Reproduce verbatim the lines of the listing that open with the line containing "Detect and localize" and close with the line containing "Text: 1006: 1006: [22, 4, 38, 32]", including both of those lines.

Labeled region entries:
-------------------------

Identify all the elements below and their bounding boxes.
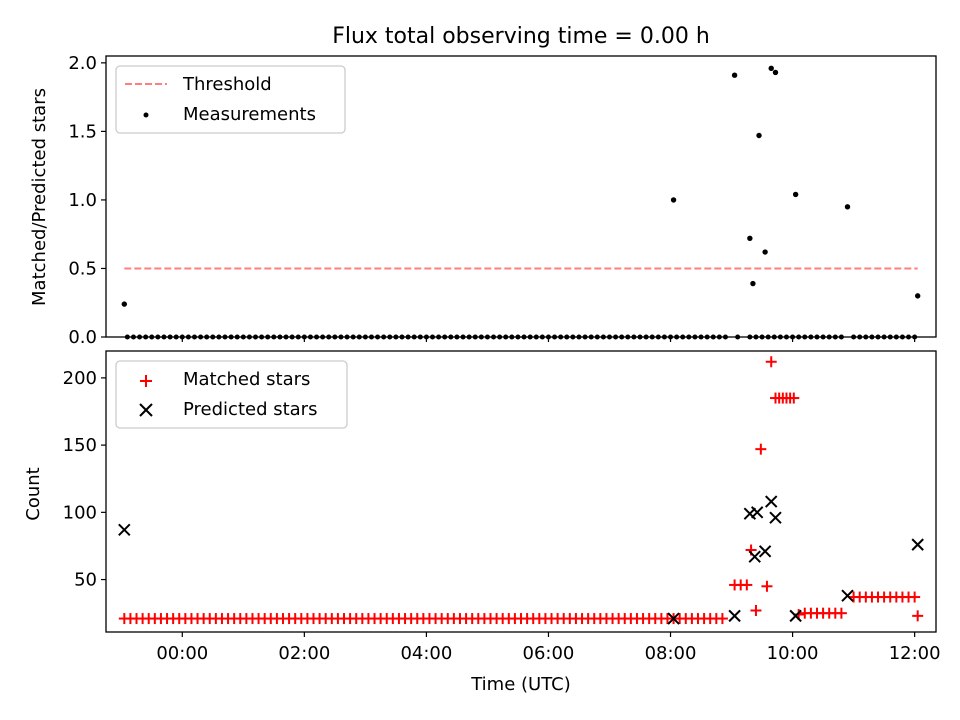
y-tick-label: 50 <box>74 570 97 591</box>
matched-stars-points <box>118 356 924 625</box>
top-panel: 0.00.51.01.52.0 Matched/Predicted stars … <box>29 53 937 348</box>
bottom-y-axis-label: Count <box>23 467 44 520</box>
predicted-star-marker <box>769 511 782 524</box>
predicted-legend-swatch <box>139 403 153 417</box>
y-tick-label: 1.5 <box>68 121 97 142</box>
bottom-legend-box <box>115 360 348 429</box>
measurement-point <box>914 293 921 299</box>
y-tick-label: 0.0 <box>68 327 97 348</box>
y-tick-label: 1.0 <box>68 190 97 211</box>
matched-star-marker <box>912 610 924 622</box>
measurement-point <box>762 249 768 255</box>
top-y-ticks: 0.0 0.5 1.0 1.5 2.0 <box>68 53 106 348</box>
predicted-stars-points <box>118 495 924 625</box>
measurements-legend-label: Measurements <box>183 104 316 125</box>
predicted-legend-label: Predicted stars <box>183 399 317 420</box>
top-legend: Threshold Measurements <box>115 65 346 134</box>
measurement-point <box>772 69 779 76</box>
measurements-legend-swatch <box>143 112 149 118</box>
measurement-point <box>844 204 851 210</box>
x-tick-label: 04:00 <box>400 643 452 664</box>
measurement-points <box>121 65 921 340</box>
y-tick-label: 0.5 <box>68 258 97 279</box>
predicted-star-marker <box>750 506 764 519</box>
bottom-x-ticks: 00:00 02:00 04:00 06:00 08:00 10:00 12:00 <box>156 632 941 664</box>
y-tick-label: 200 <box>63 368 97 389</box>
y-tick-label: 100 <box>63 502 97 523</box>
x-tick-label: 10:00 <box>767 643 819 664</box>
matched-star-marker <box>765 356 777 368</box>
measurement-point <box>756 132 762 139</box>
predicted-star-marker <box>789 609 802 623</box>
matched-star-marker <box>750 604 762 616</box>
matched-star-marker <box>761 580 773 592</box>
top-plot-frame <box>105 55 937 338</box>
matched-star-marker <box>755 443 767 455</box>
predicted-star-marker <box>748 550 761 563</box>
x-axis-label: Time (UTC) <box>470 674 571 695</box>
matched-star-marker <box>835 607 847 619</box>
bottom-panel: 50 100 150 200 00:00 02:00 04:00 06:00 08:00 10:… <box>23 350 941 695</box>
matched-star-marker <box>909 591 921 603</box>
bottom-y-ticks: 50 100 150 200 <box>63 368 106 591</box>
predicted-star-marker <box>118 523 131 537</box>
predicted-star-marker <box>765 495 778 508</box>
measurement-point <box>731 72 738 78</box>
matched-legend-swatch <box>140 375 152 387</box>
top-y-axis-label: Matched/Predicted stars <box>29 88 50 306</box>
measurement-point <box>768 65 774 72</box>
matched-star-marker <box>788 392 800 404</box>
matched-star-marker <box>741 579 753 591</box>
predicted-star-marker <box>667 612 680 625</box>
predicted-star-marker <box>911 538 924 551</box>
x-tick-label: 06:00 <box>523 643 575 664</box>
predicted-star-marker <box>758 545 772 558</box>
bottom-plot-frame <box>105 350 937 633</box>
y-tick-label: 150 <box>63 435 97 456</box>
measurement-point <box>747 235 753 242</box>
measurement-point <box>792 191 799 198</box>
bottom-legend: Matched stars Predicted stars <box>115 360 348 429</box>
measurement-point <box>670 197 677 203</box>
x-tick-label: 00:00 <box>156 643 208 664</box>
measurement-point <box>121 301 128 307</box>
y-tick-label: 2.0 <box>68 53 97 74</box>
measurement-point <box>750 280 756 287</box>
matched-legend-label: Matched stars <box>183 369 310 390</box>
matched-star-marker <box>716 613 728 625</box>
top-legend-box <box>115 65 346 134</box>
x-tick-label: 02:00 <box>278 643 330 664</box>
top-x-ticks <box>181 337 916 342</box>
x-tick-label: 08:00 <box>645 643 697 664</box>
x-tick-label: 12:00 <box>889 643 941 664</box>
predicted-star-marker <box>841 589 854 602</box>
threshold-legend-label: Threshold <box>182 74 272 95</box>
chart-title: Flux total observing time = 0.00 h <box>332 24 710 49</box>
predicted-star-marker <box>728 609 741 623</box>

-------------------------

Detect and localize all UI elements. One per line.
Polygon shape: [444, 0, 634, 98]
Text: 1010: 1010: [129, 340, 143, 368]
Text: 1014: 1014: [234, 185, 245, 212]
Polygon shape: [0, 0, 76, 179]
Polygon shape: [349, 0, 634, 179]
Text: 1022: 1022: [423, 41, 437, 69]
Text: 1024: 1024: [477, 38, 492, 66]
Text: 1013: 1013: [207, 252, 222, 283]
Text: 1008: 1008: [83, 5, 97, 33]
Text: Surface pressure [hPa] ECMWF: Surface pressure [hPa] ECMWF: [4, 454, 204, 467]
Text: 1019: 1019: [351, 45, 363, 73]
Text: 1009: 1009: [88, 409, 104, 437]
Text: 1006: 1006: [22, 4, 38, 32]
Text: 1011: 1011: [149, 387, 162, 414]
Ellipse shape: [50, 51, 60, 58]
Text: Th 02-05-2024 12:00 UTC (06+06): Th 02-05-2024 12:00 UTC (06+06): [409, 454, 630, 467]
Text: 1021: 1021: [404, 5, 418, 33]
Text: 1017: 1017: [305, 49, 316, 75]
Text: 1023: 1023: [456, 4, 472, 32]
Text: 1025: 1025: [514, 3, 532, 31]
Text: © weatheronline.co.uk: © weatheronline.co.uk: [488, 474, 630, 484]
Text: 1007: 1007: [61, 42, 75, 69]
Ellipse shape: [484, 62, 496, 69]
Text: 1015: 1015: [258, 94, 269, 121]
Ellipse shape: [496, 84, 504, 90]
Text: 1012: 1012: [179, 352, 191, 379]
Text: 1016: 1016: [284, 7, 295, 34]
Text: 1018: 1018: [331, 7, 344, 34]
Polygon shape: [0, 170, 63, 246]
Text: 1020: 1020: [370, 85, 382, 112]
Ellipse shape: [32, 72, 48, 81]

-------------------------

Task answer:
Detect and localize all UI elements. One per line.
Polygon shape: [444, 0, 634, 98]
Text: 1010: 1010: [129, 340, 143, 368]
Text: 1014: 1014: [234, 185, 245, 212]
Polygon shape: [0, 0, 76, 179]
Polygon shape: [349, 0, 634, 179]
Text: 1022: 1022: [423, 41, 437, 69]
Text: 1024: 1024: [477, 38, 492, 66]
Text: 1013: 1013: [207, 252, 222, 283]
Text: 1008: 1008: [83, 5, 97, 33]
Text: Surface pressure [hPa] ECMWF: Surface pressure [hPa] ECMWF: [4, 454, 204, 467]
Text: 1019: 1019: [351, 45, 363, 73]
Text: 1009: 1009: [88, 409, 104, 437]
Text: 1006: 1006: [22, 4, 38, 32]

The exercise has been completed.